▶ [WRITTEN INSTRUCTION]: Go through the entries below and pick out every line with "children".

-.-.-

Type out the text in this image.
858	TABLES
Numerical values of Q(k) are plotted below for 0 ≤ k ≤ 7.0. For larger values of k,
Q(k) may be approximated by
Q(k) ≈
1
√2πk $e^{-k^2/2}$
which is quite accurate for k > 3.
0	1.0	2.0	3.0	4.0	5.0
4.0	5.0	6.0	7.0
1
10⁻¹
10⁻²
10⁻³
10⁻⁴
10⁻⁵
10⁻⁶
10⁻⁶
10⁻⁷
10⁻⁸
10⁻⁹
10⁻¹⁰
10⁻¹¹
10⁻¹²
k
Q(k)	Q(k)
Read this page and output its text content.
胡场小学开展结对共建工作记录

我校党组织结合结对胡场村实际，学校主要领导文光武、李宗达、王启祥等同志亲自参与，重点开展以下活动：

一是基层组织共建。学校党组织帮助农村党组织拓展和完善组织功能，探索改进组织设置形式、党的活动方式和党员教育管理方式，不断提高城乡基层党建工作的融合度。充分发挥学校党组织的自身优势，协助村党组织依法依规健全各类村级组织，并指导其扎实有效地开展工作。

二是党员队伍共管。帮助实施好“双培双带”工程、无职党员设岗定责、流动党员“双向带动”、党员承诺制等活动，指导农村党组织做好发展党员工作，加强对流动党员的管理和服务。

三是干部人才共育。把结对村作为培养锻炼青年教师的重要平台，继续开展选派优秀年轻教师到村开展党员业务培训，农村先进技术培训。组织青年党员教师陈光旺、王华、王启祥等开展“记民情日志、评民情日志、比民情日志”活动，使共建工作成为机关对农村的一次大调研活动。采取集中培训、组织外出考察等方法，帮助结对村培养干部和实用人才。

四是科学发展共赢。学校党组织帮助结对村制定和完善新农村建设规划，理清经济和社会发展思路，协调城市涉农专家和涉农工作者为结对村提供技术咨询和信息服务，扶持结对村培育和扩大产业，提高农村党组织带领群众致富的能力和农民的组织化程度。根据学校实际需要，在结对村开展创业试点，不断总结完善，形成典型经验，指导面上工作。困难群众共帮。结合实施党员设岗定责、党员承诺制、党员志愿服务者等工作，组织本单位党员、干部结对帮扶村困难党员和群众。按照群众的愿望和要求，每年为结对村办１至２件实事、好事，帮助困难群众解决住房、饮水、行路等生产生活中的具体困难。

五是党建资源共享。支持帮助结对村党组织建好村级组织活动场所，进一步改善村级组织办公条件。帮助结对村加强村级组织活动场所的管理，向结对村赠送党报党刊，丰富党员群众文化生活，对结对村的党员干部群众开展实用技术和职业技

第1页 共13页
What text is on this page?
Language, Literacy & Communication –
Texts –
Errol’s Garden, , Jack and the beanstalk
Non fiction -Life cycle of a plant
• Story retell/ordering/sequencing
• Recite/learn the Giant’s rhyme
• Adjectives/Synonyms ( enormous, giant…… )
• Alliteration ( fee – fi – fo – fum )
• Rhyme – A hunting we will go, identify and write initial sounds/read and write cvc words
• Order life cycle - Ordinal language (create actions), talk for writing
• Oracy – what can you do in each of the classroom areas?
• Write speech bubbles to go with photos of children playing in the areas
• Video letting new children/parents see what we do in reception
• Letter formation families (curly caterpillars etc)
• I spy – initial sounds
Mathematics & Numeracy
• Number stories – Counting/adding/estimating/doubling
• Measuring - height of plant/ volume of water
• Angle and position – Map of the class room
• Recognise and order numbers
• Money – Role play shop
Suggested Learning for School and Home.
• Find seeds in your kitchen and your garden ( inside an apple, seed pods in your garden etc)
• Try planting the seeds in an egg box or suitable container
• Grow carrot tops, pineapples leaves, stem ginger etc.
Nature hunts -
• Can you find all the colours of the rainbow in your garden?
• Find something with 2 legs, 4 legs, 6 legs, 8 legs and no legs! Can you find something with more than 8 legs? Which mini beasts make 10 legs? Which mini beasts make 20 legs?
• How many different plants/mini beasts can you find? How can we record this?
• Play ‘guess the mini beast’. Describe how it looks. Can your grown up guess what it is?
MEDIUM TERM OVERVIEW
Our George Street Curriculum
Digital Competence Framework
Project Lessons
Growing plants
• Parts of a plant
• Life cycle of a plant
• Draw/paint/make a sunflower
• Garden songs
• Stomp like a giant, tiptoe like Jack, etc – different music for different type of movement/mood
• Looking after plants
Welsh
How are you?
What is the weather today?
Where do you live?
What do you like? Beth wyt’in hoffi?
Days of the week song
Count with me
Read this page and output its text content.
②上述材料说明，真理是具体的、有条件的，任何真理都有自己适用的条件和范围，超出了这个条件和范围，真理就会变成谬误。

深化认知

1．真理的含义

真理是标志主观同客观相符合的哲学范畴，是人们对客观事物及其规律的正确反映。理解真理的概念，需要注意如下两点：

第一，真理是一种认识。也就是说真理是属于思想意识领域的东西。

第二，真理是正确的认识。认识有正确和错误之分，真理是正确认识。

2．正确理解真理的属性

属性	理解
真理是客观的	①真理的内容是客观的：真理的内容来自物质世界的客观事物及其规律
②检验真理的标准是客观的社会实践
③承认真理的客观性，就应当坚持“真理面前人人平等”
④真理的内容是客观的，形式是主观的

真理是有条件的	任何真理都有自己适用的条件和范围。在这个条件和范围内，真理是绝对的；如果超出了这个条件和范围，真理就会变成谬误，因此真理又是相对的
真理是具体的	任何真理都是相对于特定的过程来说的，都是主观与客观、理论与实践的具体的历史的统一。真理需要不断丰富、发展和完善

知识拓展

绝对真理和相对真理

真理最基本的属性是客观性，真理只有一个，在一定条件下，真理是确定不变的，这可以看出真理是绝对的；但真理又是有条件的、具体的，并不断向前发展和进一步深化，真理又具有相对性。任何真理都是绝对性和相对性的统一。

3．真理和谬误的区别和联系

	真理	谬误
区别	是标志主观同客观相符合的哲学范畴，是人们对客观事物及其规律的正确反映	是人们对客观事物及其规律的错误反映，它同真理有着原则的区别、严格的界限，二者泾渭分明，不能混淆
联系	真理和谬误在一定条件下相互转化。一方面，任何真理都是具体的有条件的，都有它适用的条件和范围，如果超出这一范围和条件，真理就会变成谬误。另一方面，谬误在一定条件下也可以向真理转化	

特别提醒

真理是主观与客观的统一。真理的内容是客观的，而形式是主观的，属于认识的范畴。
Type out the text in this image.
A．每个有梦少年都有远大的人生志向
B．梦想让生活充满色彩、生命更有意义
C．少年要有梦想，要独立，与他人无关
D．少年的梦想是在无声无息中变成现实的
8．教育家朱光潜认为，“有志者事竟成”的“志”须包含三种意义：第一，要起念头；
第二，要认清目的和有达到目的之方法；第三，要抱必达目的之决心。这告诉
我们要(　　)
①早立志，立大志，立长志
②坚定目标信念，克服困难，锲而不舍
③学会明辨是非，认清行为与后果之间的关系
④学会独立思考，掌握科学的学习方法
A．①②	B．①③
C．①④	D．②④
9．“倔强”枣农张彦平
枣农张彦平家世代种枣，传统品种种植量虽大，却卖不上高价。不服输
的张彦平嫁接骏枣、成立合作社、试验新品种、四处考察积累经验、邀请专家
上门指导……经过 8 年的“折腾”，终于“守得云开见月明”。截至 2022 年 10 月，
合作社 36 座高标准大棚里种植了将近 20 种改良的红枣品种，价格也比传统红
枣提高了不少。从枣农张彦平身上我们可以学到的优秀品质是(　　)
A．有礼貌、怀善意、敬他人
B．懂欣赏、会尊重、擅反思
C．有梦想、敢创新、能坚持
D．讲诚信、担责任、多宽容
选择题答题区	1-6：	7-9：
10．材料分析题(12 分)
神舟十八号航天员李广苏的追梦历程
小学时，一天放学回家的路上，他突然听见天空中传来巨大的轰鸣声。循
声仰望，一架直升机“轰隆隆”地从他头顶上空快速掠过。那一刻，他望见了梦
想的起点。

-.-.-

▶ [WRITTEN REPLY]:
• Write speech bubbles to go with photos of children playing in the areas
• Video letting new children/parents see what we do in reception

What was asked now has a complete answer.